-- Material --

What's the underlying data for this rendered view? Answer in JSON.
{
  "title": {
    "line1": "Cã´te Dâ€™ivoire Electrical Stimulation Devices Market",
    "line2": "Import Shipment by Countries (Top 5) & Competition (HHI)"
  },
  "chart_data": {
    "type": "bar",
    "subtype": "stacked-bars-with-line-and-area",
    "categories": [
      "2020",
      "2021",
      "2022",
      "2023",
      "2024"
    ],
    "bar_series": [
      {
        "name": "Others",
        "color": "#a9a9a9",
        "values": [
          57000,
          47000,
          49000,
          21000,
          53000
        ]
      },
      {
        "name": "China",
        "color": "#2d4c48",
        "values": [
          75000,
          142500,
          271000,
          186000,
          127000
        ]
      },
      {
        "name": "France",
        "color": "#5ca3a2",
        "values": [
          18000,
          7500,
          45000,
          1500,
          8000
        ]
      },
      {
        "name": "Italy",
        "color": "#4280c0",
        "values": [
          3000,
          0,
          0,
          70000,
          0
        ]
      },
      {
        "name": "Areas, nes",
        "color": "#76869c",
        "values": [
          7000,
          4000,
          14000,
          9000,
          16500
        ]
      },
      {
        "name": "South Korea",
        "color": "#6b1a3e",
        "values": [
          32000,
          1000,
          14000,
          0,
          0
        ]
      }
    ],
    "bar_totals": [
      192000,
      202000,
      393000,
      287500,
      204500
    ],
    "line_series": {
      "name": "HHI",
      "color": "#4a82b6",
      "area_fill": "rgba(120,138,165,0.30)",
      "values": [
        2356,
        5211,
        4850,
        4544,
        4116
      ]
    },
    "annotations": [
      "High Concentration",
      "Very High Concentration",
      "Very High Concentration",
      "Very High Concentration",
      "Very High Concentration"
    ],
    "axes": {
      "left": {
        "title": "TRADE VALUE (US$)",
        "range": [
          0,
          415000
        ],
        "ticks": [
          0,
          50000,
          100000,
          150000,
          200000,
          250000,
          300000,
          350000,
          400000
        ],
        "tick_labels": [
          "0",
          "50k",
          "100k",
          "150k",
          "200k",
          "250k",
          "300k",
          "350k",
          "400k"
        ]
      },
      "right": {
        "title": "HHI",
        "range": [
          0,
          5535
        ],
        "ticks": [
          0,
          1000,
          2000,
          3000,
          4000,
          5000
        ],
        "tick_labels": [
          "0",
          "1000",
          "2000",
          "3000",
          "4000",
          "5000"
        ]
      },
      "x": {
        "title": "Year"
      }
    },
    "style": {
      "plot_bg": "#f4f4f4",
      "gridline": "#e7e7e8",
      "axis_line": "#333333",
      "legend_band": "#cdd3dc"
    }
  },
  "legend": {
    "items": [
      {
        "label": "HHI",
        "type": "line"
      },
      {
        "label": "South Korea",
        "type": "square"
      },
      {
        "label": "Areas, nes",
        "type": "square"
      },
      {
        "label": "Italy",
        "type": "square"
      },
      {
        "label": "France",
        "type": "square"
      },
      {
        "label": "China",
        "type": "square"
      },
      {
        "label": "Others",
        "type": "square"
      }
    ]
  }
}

-- Exercise directions --
Quote all of the entries verbatim.

-- The reply --
What's the underlying data for this rendered view? Answer in JSON.
{
  "title": {
    "line1": "Cã´te Dâ€™ivoire Electrical Stimulation Devices Market",
    "line2": "Import Shipment by Countries (Top 5) & Competition (HHI)"
  },
  "chart_data": {
    "type": "bar",
    "subtype": "stacked-bars-with-line-and-area",
    "categories": [
      "2020",
      "2021",
      "2022",
      "2023",
      "2024"
    ],
    "bar_series": [
      {
        "name": "Others",
        "color": "#a9a9a9",
        "values": [
          57000,
          47000,
          49000,
          21000,
          53000
        ]
      },
      {
        "name": "China",
        "color": "#2d4c48",
        "values": [
          75000,
          142500,
          271000,
          186000,
          127000
        ]
      },
      {
        "name": "France",
        "color": "#5ca3a2",
        "values": [
          18000,
          7500,
          45000,
          1500,
          8000
        ]
      },
      {
        "name": "Italy",
        "color": "#4280c0",
        "values": [
          3000,
          0,
          0,
          70000,
          0
        ]
      },
      {
        "name": "Areas, nes",
        "color": "#76869c",
        "values": [
          7000,
          4000,
          14000,
          9000,
          16500
        ]
      },
      {
        "name": "South Korea",
        "color": "#6b1a3e",
        "values": [
          32000,
          1000,
          14000,
          0,
          0
        ]
      }
    ],
    "bar_totals": [
      192000,
      202000,
      393000,
      287500,
      204500
    ],
    "line_series": {
      "name": "HHI",
      "color": "#4a82b6",
      "area_fill": "rgba(120,138,165,0.30)",
      "values": [
        2356,
        5211,
        4850,
        4544,
        4116
      ]
    },
    "annotations": [
      "High Concentration",
      "Very High Concentration",
      "Very High Concentration",
      "Very High Concentration",
      "Very High Concentration"
    ],
    "axes": {
      "left": {
        "title": "TRADE VALUE (US$)",
        "range": [
          0,
          415000
        ],
        "ticks": [
          0,
          50000,
          100000,
          150000,
          200000,
          250000,
          300000,
          350000,
          400000
        ],
        "tick_labels": [
          "0",
          "50k",
          "100k",
          "150k",
          "200k",
          "250k",
          "300k",
          "350k",
          "400k"
        ]
      },
      "right": {
        "title": "HHI",
        "range": [
          0,
          5535
        ],
        "ticks": [
          0,
          1000,
          2000,
          3000,
          4000,
          5000
        ],
        "tick_labels": [
          "0",
          "1000",
          "2000",
          "3000",
          "4000",
          "5000"
        ]
      },
      "x": {
        "title": "Year"
      }
    },
    "style": {
      "plot_bg": "#f4f4f4",
      "gridline": "#e7e7e8",
      "axis_line": "#333333",
      "legend_band": "#cdd3dc"
    }
  },
  "legend": {
    "items": [
      {
        "label": "HHI",
        "type": "line"
      },
      {
        "label": "South Korea",
        "type": "square"
      },
      {
        "label": "Areas, nes",
        "type": "square"
      },
      {
        "label": "Italy",
        "type": "square"
      },
      {
        "label": "France",
        "type": "square"
      },
      {
        "label": "China",
        "type": "square"
      },
      {
        "label": "Others",
        "type": "square"
      }
    ]
  }
}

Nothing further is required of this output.